Collect the lines of the entries where "dealer" shows up.

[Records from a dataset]
%%

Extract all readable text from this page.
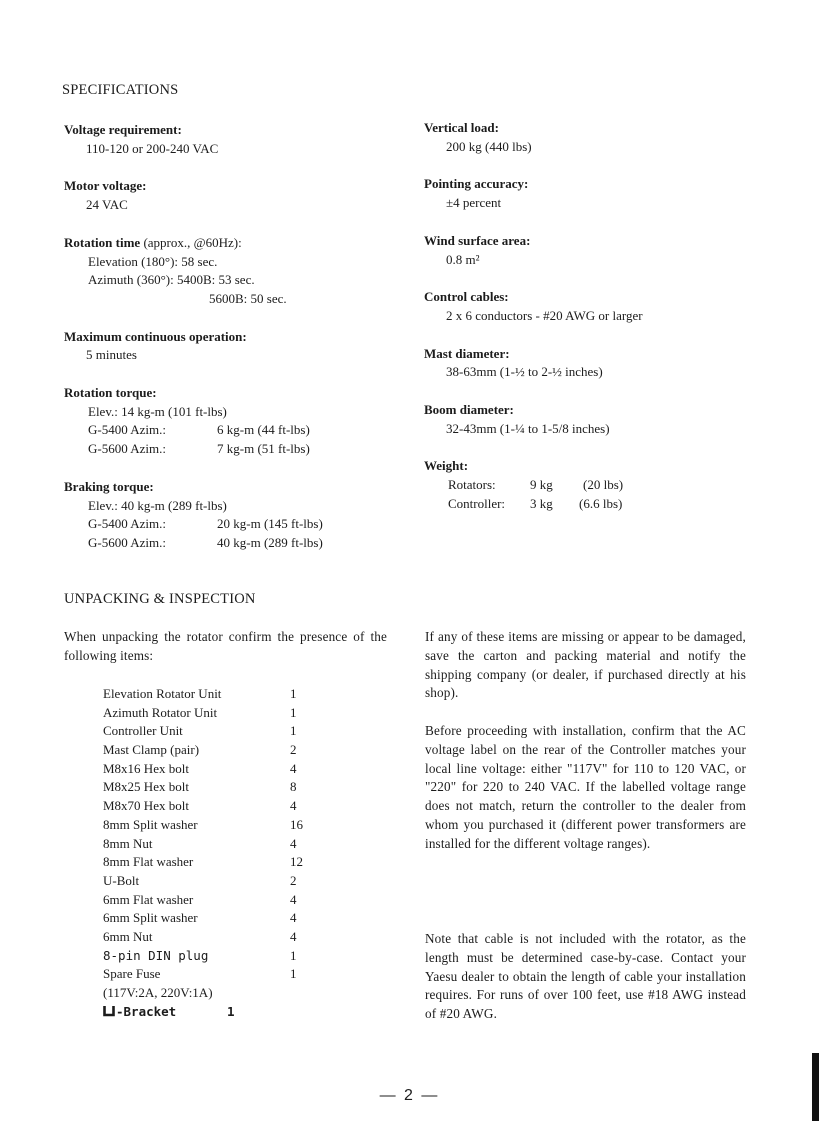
SPECIFICATIONS
Voltage requirement:
110-120 or 200-240 VAC
Motor voltage:
24 VAC
Rotation time (approx., @60Hz):
Elevation (180°): 58 sec.
Azimuth (360°): 5400B: 53 sec.
5600B: 50 sec.
Maximum continuous operation:
5 minutes
Rotation torque:
Elev.: 14 kg-m (101 ft-lbs)
G-5400 Azim.:	6 kg-m (44 ft-lbs)
G-5600 Azim.:	7 kg-m (51 ft-lbs)
Braking torque:
Elev.: 40 kg-m (289 ft-lbs)
G-5400 Azim.:	20 kg-m (145 ft-lbs)
G-5600 Azim.:	40 kg-m (289 ft-lbs)
Vertical load:
200 kg (440 lbs)
Pointing accuracy:
±4 percent
Wind surface area:
0.8 m²
Control cables:
2 x 6 conductors - #20 AWG or larger
Mast diameter:
38-63mm (1-½ to 2-½ inches)
Boom diameter:
32-43mm (1-¼ to 1-5/8 inches)
Weight:
Rotators:	9 kg (20 lbs)
Controller: 3 kg (6.6 lbs)
UNPACKING & INSPECTION
When unpacking the rotator confirm the presence of the following items:
Elevation Rotator Unit	1
Azimuth Rotator Unit	1
Controller Unit	1
Mast Clamp (pair)	2
M8x16 Hex bolt	4
M8x25 Hex bolt	8
M8x70 Hex bolt	4
8mm Split washer	16
8mm Nut	4
8mm Flat washer	12
U-Bolt	2
6mm Flat washer	4
6mm Split washer	4
6mm Nut	4
8-pin DIN plug	1
Spare Fuse	1
(117V:2A, 220V:1A)
-Bracket	1
If any of these items are missing or appear to be damaged, save the carton and packing material and notify the shipping company (or dealer, if purchased directly at his shop).
Before proceeding with installation, confirm that the AC voltage label on the rear of the Controller matches your local line voltage: either "117V" for 110 to 120 VAC, or "220" for 220 to 240 VAC. If the labelled voltage range does not match, return the controller to the dealer from whom you purchased it (different power transformers are installed for the different voltage ranges).
Note that cable is not included with the rotator, as the length must be determined case-by-case. Contact your Yaesu dealer to obtain the length of cable your installation requires. For runs of over 100 feet, use #18 AWG instead of #20 AWG.
— 2 —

%%

TASK ANSWER ->
If any of these items are missing or appear to be damaged, save the carton and packing material and notify the shipping company (or dealer, if purchased directly at his shop).
Before proceeding with installation, confirm that the AC voltage label on the rear of the Controller matches your local line voltage: either "117V" for 110 to 120 VAC, or "220" for 220 to 240 VAC. If the labelled voltage range does not match, return the controller to the dealer from whom you purchased it (different power transformers are installed for the different voltage ranges).
Note that cable is not included with the rotator, as the length must be determined case-by-case. Contact your Yaesu dealer to obtain the length of cable your installation requires. For runs of over 100 feet, use #18 AWG instead of #20 AWG.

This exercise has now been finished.